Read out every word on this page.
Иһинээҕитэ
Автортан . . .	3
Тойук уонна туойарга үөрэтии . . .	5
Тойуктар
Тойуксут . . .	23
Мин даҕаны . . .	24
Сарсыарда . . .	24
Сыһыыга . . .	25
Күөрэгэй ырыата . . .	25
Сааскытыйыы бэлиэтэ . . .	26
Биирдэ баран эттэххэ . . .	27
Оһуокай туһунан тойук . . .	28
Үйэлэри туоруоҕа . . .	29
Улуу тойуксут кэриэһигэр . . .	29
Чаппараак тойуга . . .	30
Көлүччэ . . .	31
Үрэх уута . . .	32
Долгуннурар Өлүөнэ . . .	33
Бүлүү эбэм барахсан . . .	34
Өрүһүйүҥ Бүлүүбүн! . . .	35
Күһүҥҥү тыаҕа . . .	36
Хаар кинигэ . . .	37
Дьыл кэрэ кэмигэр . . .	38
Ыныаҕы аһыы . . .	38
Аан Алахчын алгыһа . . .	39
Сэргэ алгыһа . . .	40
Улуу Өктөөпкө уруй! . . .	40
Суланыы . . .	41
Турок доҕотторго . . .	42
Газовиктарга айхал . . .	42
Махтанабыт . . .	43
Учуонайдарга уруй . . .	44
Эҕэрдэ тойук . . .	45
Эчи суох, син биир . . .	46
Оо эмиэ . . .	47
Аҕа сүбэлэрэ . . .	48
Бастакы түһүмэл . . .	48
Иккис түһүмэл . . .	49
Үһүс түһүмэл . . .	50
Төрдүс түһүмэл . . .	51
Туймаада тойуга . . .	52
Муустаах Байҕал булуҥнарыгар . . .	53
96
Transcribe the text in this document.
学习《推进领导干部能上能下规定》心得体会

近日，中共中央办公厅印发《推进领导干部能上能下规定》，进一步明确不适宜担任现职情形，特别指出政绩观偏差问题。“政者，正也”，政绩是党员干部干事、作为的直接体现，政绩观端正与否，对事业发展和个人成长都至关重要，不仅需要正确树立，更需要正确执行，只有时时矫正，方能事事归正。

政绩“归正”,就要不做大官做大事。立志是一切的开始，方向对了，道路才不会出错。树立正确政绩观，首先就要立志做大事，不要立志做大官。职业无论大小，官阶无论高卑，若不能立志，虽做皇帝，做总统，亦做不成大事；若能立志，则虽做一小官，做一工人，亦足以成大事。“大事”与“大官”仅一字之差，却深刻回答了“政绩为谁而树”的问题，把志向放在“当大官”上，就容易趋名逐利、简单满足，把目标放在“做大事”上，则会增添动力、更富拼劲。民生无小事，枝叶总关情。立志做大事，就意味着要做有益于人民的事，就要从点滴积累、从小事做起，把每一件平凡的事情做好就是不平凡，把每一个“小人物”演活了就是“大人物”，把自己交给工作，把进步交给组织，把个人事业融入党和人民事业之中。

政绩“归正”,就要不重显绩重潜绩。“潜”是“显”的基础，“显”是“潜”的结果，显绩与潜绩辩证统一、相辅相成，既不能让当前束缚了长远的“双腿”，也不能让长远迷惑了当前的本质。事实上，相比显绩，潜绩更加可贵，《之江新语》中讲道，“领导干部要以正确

####################

■ AIM OF THE EXERCISE
Check each line above for the word "түһүмэл" and copy the ones that have it.

■ FINAL RESULT
Бастакы түһүмэл . . .	48
Иккис түһүмэл . . .	49
Үһүс түһүмэл . . .	50
Төрдүс түһүмэл . . .	51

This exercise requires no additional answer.